** START Data supplied **

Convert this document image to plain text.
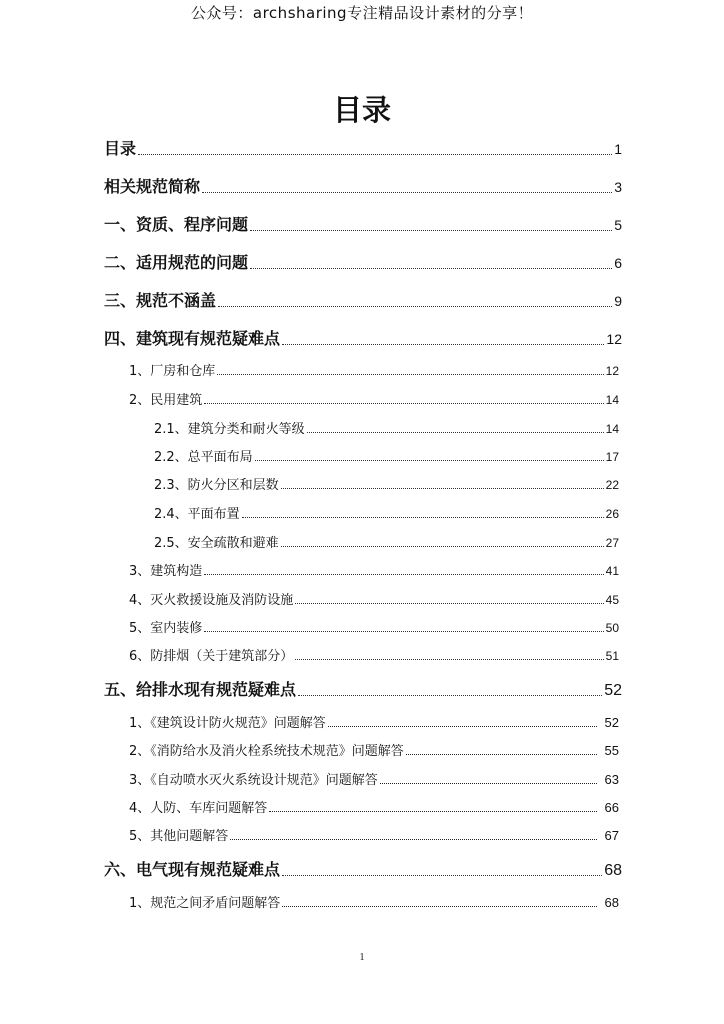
公众号：archsharing专注精品设计素材的分享！
目录
目录	1
相关规范简称	3
一、资质、程序问题	5
二、适用规范的问题	6
三、规范不涵盖	9
四、建筑现有规范疑难点	12
1、厂房和仓库	12
2、民用建筑	14
2.1、建筑分类和耐火等级	14
2.2、总平面布局	17
2.3、防火分区和层数	22
2.4、平面布置	26
2.5、安全疏散和避难	27
3、建筑构造	41
4、灭火救援设施及消防设施	45
5、室内装修	50
6、防排烟（关于建筑部分）	51
五、给排水现有规范疑难点	52
1、《建筑设计防火规范》问题解答	52
2、《消防给水及消火栓系统技术规范》问题解答	55
3、《自动喷水灭火系统设计规范》问题解答	63
4、人防、车库问题解答	66
5、其他问题解答	67
六、电气现有规范疑难点	68
1、规范之间矛盾问题解答	68
1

** END Data supplied **

# Task prompt
Give an exact copy of the material, leaving out every picture.

# Full output
Convert this document image to plain text.
公众号：archsharing专注精品设计素材的分享！
目录
目录	1
相关规范简称	3
一、资质、程序问题	5
二、适用规范的问题	6
三、规范不涵盖	9
四、建筑现有规范疑难点	12
1、厂房和仓库	12
2、民用建筑	14
2.1、建筑分类和耐火等级	14
2.2、总平面布局	17
2.3、防火分区和层数	22
2.4、平面布置	26
2.5、安全疏散和避难	27
3、建筑构造	41
4、灭火救援设施及消防设施	45
5、室内装修	50
6、防排烟（关于建筑部分）	51
五、给排水现有规范疑难点	52
1、《建筑设计防火规范》问题解答	52
2、《消防给水及消火栓系统技术规范》问题解答	55
3、《自动喷水灭火系统设计规范》问题解答	63
4、人防、车库问题解答	66
5、其他问题解答	67
六、电气现有规范疑难点	68
1、规范之间矛盾问题解答	68
1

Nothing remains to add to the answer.